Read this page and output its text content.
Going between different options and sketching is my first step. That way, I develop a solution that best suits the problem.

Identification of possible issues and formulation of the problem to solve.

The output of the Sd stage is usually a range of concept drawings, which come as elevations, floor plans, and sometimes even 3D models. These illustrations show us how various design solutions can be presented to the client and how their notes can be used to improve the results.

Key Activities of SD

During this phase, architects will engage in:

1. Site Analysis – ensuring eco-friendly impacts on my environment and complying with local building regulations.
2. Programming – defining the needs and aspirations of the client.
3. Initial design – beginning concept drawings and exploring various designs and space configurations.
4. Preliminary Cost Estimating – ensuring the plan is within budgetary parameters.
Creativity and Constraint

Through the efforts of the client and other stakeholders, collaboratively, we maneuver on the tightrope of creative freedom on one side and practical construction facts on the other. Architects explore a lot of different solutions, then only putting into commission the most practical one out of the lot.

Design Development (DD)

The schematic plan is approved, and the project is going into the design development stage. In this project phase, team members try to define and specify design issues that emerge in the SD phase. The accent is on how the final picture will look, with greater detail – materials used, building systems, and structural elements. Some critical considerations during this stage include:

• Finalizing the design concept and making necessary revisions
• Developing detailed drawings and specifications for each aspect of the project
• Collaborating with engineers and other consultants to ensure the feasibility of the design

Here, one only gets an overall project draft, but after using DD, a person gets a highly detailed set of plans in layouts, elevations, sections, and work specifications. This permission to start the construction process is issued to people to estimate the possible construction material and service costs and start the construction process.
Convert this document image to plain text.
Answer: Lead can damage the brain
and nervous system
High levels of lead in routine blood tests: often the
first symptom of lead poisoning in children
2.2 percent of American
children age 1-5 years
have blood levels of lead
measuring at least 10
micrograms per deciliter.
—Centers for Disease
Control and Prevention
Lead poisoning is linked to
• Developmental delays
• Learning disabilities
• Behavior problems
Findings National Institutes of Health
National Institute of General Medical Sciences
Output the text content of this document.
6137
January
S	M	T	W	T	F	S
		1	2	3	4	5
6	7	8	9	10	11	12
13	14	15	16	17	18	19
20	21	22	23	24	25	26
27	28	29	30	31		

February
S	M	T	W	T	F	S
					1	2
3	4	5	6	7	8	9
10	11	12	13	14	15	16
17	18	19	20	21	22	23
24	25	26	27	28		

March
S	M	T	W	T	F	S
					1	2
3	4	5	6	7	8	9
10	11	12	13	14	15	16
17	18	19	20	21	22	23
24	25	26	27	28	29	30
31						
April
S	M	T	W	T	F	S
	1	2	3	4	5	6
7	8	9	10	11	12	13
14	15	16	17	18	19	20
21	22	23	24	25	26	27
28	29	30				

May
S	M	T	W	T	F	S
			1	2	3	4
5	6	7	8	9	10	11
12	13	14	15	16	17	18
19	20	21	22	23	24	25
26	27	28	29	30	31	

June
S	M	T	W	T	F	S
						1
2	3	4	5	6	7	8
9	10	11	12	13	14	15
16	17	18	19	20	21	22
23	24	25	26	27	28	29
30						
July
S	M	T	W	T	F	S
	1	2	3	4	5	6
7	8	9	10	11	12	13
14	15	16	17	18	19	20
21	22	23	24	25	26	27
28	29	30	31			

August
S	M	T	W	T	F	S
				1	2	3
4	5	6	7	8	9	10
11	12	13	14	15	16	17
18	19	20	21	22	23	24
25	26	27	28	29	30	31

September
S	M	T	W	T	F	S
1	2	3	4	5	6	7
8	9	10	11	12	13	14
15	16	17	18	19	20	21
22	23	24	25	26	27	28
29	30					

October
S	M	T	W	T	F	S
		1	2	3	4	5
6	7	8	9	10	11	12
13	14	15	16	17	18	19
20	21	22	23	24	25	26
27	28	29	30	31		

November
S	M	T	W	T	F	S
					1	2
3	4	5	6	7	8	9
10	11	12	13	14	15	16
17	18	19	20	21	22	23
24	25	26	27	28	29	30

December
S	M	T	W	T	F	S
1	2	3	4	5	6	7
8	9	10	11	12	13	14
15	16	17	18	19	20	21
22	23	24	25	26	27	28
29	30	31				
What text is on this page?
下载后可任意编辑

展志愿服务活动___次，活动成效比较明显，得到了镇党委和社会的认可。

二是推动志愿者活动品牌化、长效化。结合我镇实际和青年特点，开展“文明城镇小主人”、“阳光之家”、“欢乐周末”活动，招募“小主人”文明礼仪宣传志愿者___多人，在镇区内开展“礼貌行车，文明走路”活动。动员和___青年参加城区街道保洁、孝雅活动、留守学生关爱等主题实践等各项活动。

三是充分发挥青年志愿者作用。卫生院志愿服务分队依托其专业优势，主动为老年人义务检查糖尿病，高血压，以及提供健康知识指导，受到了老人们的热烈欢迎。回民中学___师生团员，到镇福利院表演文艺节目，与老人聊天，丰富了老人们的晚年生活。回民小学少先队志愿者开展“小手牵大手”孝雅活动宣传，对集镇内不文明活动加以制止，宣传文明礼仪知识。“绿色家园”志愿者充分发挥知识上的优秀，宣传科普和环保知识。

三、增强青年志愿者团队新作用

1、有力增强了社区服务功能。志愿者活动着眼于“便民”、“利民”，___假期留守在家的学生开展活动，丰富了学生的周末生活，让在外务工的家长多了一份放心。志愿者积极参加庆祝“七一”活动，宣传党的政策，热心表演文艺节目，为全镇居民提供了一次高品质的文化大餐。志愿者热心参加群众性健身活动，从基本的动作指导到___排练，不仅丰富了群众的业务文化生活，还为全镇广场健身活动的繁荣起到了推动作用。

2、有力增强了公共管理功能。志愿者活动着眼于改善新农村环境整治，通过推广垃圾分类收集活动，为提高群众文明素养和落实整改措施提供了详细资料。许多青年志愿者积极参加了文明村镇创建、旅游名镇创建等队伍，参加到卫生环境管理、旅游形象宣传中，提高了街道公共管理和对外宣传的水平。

·····

Directions for this task => From the material above, gather all lines that include the string "document" and copy them.

Full solution =>
Convert this document image to plain text.
Output the text content of this document.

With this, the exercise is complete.